_Aim of the exercise_
Write out the material exactly, with the pictures left out.

## Start Record set

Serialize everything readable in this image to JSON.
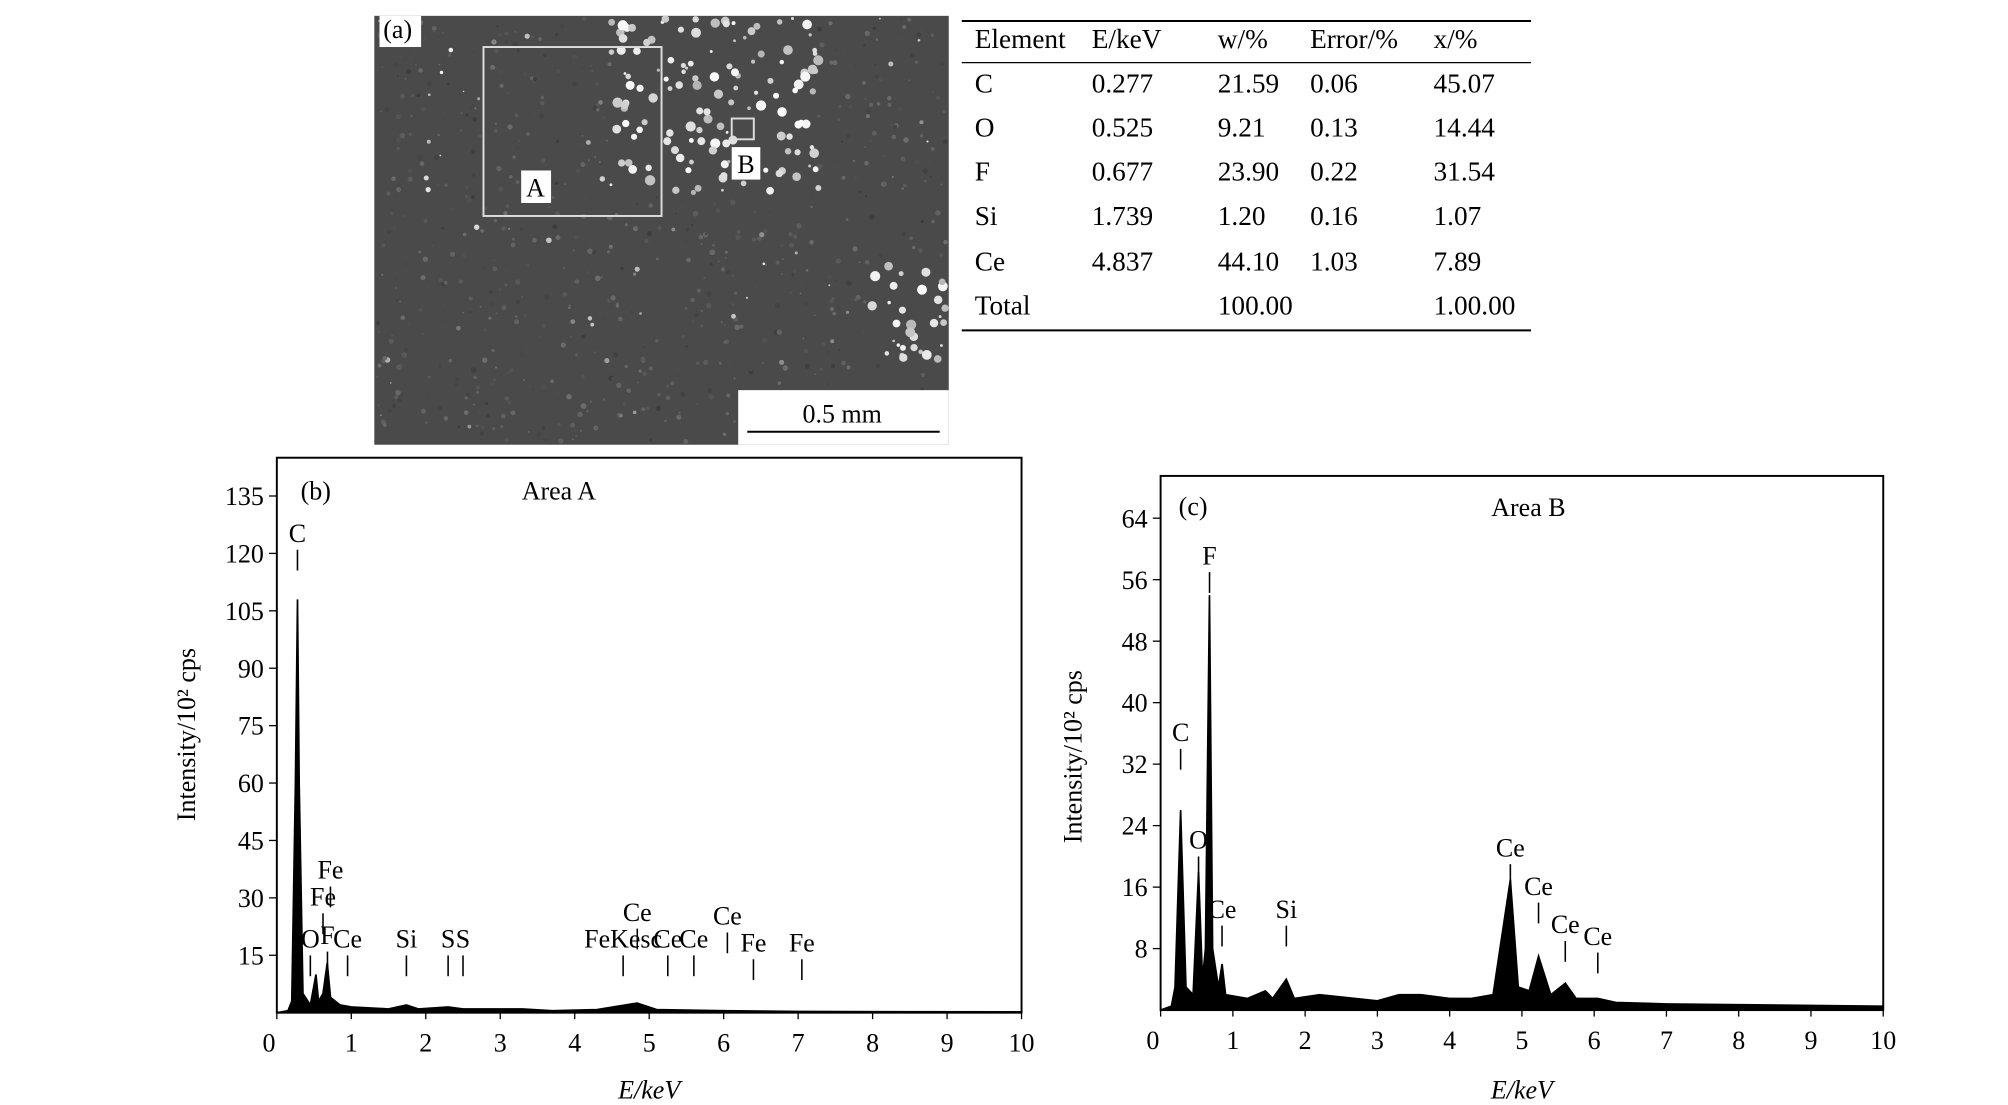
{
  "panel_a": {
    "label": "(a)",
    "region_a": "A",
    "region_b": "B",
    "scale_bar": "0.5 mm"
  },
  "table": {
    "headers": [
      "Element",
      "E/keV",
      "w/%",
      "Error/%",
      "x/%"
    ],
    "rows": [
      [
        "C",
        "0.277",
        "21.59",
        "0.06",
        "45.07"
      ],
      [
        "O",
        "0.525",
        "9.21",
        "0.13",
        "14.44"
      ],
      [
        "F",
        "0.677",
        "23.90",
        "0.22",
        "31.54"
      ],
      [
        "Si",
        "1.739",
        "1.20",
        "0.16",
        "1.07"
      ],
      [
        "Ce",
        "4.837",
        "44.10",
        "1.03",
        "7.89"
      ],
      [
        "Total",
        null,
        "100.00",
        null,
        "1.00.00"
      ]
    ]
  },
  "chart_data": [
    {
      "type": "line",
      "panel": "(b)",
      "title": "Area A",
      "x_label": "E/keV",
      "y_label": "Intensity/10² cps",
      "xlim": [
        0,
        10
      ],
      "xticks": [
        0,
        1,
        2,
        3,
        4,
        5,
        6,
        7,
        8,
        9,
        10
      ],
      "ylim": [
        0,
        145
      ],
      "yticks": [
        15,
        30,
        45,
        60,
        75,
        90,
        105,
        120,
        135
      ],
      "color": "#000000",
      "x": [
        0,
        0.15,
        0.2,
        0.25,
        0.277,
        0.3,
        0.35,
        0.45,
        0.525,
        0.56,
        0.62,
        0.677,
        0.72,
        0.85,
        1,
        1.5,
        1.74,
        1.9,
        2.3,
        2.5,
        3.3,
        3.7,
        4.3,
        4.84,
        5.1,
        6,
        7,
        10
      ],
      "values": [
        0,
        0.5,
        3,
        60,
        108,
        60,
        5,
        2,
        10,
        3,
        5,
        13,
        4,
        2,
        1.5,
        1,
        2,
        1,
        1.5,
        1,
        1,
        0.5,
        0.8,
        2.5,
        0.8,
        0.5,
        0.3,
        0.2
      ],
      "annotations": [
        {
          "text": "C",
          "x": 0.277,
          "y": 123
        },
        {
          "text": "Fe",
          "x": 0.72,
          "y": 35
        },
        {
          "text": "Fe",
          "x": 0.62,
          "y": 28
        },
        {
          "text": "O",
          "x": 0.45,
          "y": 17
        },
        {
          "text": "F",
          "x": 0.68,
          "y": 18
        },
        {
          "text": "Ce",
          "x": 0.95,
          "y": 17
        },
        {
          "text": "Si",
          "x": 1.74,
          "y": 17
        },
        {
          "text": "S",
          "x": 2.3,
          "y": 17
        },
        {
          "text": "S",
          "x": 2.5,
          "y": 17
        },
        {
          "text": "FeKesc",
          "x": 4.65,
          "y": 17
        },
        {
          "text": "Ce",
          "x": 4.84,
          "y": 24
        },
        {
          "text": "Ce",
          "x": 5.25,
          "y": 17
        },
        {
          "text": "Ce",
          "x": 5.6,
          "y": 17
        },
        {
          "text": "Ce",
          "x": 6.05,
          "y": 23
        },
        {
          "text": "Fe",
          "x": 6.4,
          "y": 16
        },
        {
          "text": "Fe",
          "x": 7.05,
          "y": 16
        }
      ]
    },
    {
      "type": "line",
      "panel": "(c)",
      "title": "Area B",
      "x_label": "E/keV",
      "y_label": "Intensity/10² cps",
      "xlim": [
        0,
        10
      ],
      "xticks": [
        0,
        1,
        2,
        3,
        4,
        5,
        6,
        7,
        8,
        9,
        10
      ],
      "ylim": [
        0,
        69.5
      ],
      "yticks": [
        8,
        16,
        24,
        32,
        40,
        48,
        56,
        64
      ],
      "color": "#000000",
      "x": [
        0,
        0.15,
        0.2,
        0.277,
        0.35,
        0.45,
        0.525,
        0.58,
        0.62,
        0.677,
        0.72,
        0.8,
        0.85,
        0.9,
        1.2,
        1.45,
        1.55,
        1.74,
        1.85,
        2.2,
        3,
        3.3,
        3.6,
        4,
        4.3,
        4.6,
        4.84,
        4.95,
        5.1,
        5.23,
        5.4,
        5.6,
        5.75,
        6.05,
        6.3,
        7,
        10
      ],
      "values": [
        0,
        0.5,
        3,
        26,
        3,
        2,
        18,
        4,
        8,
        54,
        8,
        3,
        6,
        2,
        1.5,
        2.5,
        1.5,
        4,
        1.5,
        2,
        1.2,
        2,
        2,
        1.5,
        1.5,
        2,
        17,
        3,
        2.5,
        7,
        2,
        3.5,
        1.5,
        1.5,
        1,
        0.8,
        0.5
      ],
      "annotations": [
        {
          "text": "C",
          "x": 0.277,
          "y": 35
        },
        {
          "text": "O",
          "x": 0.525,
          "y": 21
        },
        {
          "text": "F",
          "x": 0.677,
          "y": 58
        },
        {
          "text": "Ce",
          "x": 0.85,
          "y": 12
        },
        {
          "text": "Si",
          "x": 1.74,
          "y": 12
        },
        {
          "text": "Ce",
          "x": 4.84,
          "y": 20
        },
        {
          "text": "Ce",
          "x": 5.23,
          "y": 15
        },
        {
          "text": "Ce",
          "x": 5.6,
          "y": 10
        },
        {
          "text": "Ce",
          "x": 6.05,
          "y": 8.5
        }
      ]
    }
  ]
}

## End Record set

_Full answer_
Serialize everything readable in this image to JSON.
{
  "panel_a": {
    "label": "(a)",
    "region_a": "A",
    "region_b": "B",
    "scale_bar": "0.5 mm"
  },
  "table": {
    "headers": [
      "Element",
      "E/keV",
      "w/%",
      "Error/%",
      "x/%"
    ],
    "rows": [
      [
        "C",
        "0.277",
        "21.59",
        "0.06",
        "45.07"
      ],
      [
        "O",
        "0.525",
        "9.21",
        "0.13",
        "14.44"
      ],
      [
        "F",
        "0.677",
        "23.90",
        "0.22",
        "31.54"
      ],
      [
        "Si",
        "1.739",
        "1.20",
        "0.16",
        "1.07"
      ],
      [
        "Ce",
        "4.837",
        "44.10",
        "1.03",
        "7.89"
      ],
      [
        "Total",
        null,
        "100.00",
        null,
        "1.00.00"
      ]
    ]
  },
  "chart_data": [
    {
      "type": "line",
      "panel": "(b)",
      "title": "Area A",
      "x_label": "E/keV",
      "y_label": "Intensity/10² cps",
      "xlim": [
        0,
        10
      ],
      "xticks": [
        0,
        1,
        2,
        3,
        4,
        5,
        6,
        7,
        8,
        9,
        10
      ],
      "ylim": [
        0,
        145
      ],
      "yticks": [
        15,
        30,
        45,
        60,
        75,
        90,
        105,
        120,
        135
      ],
      "color": "#000000",
      "x": [
        0,
        0.15,
        0.2,
        0.25,
        0.277,
        0.3,
        0.35,
        0.45,
        0.525,
        0.56,
        0.62,
        0.677,
        0.72,
        0.85,
        1,
        1.5,
        1.74,
        1.9,
        2.3,
        2.5,
        3.3,
        3.7,
        4.3,
        4.84,
        5.1,
        6,
        7,
        10
      ],
      "values": [
        0,
        0.5,
        3,
        60,
        108,
        60,
        5,
        2,
        10,
        3,
        5,
        13,
        4,
        2,
        1.5,
        1,
        2,
        1,
        1.5,
        1,
        1,
        0.5,
        0.8,
        2.5,
        0.8,
        0.5,
        0.3,
        0.2
      ],
      "annotations": [
        {
          "text": "C",
          "x": 0.277,
          "y": 123
        },
        {
          "text": "Fe",
          "x": 0.72,
          "y": 35
        },
        {
          "text": "Fe",
          "x": 0.62,
          "y": 28
        },
        {
          "text": "O",
          "x": 0.45,
          "y": 17
        },
        {
          "text": "F",
          "x": 0.68,
          "y": 18
        },
        {
          "text": "Ce",
          "x": 0.95,
          "y": 17
        },
        {
          "text": "Si",
          "x": 1.74,
          "y": 17
        },
        {
          "text": "S",
          "x": 2.3,
          "y": 17
        },
        {
          "text": "S",
          "x": 2.5,
          "y": 17
        },
        {
          "text": "FeKesc",
          "x": 4.65,
          "y": 17
        },
        {
          "text": "Ce",
          "x": 4.84,
          "y": 24
        },
        {
          "text": "Ce",
          "x": 5.25,
          "y": 17
        },
        {
          "text": "Ce",
          "x": 5.6,
          "y": 17
        },
        {
          "text": "Ce",
          "x": 6.05,
          "y": 23
        },
        {
          "text": "Fe",
          "x": 6.4,
          "y": 16
        },
        {
          "text": "Fe",
          "x": 7.05,
          "y": 16
        }
      ]
    },
    {
      "type": "line",
      "panel": "(c)",
      "title": "Area B",
      "x_label": "E/keV",
      "y_label": "Intensity/10² cps",
      "xlim": [
        0,
        10
      ],
      "xticks": [
        0,
        1,
        2,
        3,
        4,
        5,
        6,
        7,
        8,
        9,
        10
      ],
      "ylim": [
        0,
        69.5
      ],
      "yticks": [
        8,
        16,
        24,
        32,
        40,
        48,
        56,
        64
      ],
      "color": "#000000",
      "x": [
        0,
        0.15,
        0.2,
        0.277,
        0.35,
        0.45,
        0.525,
        0.58,
        0.62,
        0.677,
        0.72,
        0.8,
        0.85,
        0.9,
        1.2,
        1.45,
        1.55,
        1.74,
        1.85,
        2.2,
        3,
        3.3,
        3.6,
        4,
        4.3,
        4.6,
        4.84,
        4.95,
        5.1,
        5.23,
        5.4,
        5.6,
        5.75,
        6.05,
        6.3,
        7,
        10
      ],
      "values": [
        0,
        0.5,
        3,
        26,
        3,
        2,
        18,
        4,
        8,
        54,
        8,
        3,
        6,
        2,
        1.5,
        2.5,
        1.5,
        4,
        1.5,
        2,
        1.2,
        2,
        2,
        1.5,
        1.5,
        2,
        17,
        3,
        2.5,
        7,
        2,
        3.5,
        1.5,
        1.5,
        1,
        0.8,
        0.5
      ],
      "annotations": [
        {
          "text": "C",
          "x": 0.277,
          "y": 35
        },
        {
          "text": "O",
          "x": 0.525,
          "y": 21
        },
        {
          "text": "F",
          "x": 0.677,
          "y": 58
        },
        {
          "text": "Ce",
          "x": 0.85,
          "y": 12
        },
        {
          "text": "Si",
          "x": 1.74,
          "y": 12
        },
        {
          "text": "Ce",
          "x": 4.84,
          "y": 20
        },
        {
          "text": "Ce",
          "x": 5.23,
          "y": 15
        },
        {
          "text": "Ce",
          "x": 5.6,
          "y": 10
        },
        {
          "text": "Ce",
          "x": 6.05,
          "y": 8.5
        }
      ]
    }
  ]
}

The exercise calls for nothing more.